What to produce: Every record must be repeated exactly; omit any pictures they contain.

Dataset records:

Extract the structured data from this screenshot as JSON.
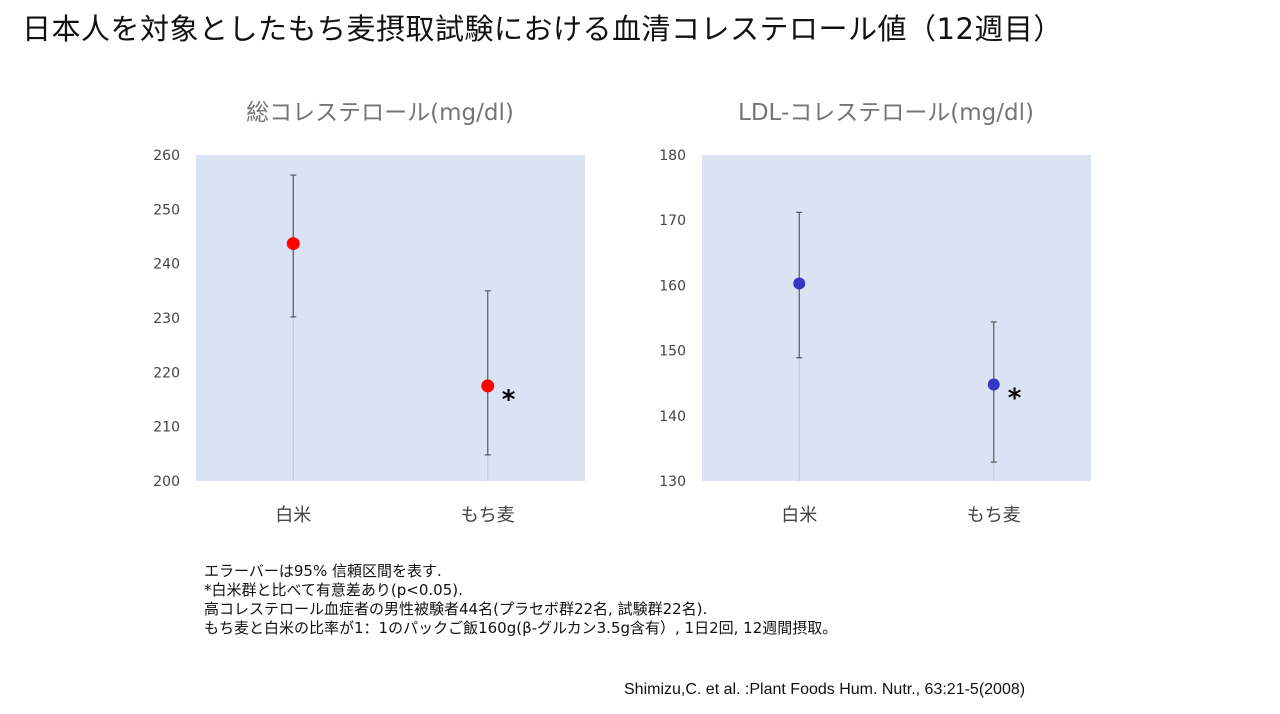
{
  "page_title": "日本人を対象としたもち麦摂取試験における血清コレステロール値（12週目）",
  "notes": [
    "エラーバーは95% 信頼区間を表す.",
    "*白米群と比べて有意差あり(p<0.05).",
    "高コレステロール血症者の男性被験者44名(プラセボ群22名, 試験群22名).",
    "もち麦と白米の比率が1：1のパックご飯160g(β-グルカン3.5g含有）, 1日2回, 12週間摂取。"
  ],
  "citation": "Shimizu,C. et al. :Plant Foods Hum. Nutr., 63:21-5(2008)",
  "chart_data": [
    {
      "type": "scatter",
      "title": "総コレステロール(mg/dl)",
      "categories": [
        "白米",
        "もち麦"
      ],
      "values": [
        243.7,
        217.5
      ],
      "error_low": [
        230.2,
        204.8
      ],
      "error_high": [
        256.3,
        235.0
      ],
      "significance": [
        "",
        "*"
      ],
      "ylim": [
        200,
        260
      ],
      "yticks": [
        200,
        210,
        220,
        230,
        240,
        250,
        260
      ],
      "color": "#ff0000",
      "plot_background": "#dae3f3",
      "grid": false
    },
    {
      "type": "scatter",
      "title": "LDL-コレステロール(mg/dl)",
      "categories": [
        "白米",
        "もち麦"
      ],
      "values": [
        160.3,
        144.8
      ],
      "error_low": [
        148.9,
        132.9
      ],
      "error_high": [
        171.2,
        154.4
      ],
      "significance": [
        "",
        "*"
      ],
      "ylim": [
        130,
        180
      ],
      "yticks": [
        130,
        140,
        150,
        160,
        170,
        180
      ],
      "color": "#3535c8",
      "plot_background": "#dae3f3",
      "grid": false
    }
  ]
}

The completed task:
Extract the structured data from this screenshot as JSON.
{
  "page_title": "日本人を対象としたもち麦摂取試験における血清コレステロール値（12週目）",
  "notes": [
    "エラーバーは95% 信頼区間を表す.",
    "*白米群と比べて有意差あり(p<0.05).",
    "高コレステロール血症者の男性被験者44名(プラセボ群22名, 試験群22名).",
    "もち麦と白米の比率が1：1のパックご飯160g(β-グルカン3.5g含有）, 1日2回, 12週間摂取。"
  ],
  "citation": "Shimizu,C. et al. :Plant Foods Hum. Nutr., 63:21-5(2008)",
  "chart_data": [
    {
      "type": "scatter",
      "title": "総コレステロール(mg/dl)",
      "categories": [
        "白米",
        "もち麦"
      ],
      "values": [
        243.7,
        217.5
      ],
      "error_low": [
        230.2,
        204.8
      ],
      "error_high": [
        256.3,
        235.0
      ],
      "significance": [
        "",
        "*"
      ],
      "ylim": [
        200,
        260
      ],
      "yticks": [
        200,
        210,
        220,
        230,
        240,
        250,
        260
      ],
      "color": "#ff0000",
      "plot_background": "#dae3f3",
      "grid": false
    },
    {
      "type": "scatter",
      "title": "LDL-コレステロール(mg/dl)",
      "categories": [
        "白米",
        "もち麦"
      ],
      "values": [
        160.3,
        144.8
      ],
      "error_low": [
        148.9,
        132.9
      ],
      "error_high": [
        171.2,
        154.4
      ],
      "significance": [
        "",
        "*"
      ],
      "ylim": [
        130,
        180
      ],
      "yticks": [
        130,
        140,
        150,
        160,
        170,
        180
      ],
      "color": "#3535c8",
      "plot_background": "#dae3f3",
      "grid": false
    }
  ]
}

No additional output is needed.